** REQUIRED TASK **
Extract, exactly as written, all lines of the material below from the line that includes "Convert this chart to structured JSON data." through its last line.

** SUPPLIED INFORMATION **
⟨

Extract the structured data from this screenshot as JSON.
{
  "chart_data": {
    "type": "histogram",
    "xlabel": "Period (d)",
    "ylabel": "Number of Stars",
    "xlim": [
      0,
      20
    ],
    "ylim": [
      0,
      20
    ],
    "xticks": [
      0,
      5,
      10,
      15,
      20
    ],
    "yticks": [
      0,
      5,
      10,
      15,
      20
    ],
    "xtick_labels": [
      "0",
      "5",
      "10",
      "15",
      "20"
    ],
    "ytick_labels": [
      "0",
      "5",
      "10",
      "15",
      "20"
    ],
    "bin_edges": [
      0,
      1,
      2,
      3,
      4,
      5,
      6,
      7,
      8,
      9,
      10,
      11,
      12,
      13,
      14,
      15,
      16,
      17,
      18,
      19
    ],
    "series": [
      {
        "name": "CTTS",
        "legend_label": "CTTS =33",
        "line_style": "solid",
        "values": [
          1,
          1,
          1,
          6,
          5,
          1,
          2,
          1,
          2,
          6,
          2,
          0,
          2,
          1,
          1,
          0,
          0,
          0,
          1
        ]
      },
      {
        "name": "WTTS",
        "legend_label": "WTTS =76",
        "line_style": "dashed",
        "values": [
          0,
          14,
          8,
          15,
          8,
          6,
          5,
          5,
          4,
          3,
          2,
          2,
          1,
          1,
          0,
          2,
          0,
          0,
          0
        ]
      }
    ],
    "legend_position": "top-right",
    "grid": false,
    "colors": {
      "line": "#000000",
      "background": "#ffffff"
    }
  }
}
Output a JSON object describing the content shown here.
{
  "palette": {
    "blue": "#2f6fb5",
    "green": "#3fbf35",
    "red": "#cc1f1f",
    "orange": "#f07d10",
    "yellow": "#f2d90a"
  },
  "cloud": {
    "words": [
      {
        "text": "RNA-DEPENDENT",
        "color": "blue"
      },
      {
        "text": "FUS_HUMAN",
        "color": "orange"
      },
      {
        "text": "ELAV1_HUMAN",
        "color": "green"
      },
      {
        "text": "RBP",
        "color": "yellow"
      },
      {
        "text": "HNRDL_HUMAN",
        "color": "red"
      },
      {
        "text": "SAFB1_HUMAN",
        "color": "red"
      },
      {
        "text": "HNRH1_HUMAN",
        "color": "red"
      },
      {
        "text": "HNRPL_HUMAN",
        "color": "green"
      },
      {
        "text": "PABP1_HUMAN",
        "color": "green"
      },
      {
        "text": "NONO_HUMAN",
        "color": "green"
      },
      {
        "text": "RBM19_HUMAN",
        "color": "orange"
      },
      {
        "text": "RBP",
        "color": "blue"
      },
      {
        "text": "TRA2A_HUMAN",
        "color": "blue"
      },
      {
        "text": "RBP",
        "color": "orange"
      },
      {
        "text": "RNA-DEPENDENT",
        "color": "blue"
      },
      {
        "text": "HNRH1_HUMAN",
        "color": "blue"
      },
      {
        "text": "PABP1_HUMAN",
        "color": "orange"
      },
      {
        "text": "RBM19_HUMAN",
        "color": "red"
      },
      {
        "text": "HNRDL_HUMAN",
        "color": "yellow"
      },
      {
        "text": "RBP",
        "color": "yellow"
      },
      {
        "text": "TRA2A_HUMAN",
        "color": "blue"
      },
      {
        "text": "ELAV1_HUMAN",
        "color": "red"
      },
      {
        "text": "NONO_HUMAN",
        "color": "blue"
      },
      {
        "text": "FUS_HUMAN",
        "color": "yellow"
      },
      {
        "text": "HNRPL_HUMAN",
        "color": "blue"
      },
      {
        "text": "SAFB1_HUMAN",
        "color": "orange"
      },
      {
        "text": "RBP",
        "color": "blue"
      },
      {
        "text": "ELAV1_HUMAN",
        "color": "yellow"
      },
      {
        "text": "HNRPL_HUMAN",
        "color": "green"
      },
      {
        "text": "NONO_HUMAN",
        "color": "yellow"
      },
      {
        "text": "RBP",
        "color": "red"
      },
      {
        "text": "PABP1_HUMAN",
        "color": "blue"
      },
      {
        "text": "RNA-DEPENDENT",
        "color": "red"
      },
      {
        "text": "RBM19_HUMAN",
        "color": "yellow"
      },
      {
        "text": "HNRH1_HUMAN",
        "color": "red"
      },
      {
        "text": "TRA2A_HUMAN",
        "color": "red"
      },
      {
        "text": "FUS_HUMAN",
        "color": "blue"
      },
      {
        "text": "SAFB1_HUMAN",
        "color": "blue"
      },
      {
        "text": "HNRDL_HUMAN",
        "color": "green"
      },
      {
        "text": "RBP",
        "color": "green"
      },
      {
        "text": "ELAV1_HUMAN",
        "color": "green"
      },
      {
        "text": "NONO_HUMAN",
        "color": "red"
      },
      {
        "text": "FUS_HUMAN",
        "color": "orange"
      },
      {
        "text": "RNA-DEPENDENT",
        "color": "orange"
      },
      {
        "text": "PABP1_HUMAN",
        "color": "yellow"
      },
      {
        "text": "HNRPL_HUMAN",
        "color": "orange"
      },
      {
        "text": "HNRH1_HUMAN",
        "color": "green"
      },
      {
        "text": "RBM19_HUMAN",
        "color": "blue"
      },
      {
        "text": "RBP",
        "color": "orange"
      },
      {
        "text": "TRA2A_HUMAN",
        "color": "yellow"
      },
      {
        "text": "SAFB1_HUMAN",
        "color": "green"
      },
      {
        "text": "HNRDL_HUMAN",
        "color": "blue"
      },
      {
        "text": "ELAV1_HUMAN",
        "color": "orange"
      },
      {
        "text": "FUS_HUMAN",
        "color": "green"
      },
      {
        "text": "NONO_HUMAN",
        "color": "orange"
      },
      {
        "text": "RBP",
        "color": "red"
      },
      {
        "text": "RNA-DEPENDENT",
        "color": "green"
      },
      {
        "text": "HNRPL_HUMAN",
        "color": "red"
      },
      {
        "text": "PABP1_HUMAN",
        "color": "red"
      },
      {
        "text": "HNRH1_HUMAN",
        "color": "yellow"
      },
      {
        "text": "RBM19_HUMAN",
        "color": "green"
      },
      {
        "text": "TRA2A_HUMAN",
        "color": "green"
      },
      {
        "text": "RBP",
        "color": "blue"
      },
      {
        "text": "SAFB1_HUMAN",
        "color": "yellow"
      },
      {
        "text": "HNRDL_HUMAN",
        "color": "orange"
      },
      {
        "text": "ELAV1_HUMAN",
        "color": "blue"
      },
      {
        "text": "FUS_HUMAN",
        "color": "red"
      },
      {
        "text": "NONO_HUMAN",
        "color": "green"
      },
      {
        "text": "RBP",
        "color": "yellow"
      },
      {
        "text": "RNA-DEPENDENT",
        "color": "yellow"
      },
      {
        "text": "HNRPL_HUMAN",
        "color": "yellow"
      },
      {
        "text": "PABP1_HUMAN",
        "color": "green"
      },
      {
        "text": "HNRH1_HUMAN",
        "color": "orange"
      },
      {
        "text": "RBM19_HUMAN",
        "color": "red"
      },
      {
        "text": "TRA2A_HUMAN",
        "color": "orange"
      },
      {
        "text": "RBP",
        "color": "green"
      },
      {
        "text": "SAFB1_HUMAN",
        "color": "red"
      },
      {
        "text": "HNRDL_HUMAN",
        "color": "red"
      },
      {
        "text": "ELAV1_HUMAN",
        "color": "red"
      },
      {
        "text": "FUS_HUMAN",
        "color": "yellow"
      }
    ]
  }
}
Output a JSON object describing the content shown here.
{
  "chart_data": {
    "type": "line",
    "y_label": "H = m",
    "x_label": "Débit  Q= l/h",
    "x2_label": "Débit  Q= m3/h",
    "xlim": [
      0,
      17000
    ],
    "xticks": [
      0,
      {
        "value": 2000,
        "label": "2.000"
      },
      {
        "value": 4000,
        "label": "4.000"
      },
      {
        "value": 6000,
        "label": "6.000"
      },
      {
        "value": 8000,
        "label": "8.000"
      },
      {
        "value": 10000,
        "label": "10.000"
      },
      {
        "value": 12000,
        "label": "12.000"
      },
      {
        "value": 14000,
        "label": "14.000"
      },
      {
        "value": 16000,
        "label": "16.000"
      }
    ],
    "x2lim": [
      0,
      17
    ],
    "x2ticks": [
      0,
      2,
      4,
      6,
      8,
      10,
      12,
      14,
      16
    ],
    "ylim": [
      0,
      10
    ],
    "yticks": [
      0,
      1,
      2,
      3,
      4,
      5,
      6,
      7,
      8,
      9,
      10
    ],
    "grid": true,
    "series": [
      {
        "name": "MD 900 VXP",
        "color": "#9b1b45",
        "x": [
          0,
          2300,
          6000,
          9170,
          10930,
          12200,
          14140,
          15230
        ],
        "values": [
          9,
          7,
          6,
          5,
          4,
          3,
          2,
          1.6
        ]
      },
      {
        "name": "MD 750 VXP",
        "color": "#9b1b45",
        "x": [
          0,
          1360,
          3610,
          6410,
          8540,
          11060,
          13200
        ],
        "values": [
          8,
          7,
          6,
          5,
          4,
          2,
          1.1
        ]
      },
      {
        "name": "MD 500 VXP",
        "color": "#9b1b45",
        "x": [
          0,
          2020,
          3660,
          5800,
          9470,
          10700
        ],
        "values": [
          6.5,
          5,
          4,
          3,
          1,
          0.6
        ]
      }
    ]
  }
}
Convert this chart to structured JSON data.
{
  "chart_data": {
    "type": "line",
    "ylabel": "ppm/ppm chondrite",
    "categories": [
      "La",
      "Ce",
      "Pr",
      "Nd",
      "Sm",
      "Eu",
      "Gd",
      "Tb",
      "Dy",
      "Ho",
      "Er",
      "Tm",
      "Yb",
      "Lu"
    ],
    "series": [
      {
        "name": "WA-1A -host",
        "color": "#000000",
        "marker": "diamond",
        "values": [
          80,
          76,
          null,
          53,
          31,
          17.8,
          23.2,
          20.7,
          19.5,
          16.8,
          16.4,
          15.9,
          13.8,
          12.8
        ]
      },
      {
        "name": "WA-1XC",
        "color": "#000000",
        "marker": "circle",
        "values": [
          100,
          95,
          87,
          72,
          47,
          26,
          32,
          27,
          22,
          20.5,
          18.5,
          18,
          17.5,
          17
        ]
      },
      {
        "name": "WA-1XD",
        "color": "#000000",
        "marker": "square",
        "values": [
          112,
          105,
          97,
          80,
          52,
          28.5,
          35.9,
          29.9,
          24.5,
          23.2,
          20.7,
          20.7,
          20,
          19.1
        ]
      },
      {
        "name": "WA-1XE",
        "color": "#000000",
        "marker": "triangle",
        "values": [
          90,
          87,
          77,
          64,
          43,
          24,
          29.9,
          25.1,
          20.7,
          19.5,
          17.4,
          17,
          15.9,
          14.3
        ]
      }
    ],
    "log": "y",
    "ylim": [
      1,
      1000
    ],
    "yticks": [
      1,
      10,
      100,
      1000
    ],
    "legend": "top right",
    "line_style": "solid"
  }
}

⟩

** COMPLETED TASK **
Convert this chart to structured JSON data.
{
  "chart_data": {
    "type": "line",
    "ylabel": "ppm/ppm chondrite",
    "categories": [
      "La",
      "Ce",
      "Pr",
      "Nd",
      "Sm",
      "Eu",
      "Gd",
      "Tb",
      "Dy",
      "Ho",
      "Er",
      "Tm",
      "Yb",
      "Lu"
    ],
    "series": [
      {
        "name": "WA-1A -host",
        "color": "#000000",
        "marker": "diamond",
        "values": [
          80,
          76,
          null,
          53,
          31,
          17.8,
          23.2,
          20.7,
          19.5,
          16.8,
          16.4,
          15.9,
          13.8,
          12.8
        ]
      },
      {
        "name": "WA-1XC",
        "color": "#000000",
        "marker": "circle",
        "values": [
          100,
          95,
          87,
          72,
          47,
          26,
          32,
          27,
          22,
          20.5,
          18.5,
          18,
          17.5,
          17
        ]
      },
      {
        "name": "WA-1XD",
        "color": "#000000",
        "marker": "square",
        "values": [
          112,
          105,
          97,
          80,
          52,
          28.5,
          35.9,
          29.9,
          24.5,
          23.2,
          20.7,
          20.7,
          20,
          19.1
        ]
      },
      {
        "name": "WA-1XE",
        "color": "#000000",
        "marker": "triangle",
        "values": [
          90,
          87,
          77,
          64,
          43,
          24,
          29.9,
          25.1,
          20.7,
          19.5,
          17.4,
          17,
          15.9,
          14.3
        ]
      }
    ],
    "log": "y",
    "ylim": [
      1,
      1000
    ],
    "yticks": [
      1,
      10,
      100,
      1000
    ],
    "legend": "top right",
    "line_style": "solid"
  }
}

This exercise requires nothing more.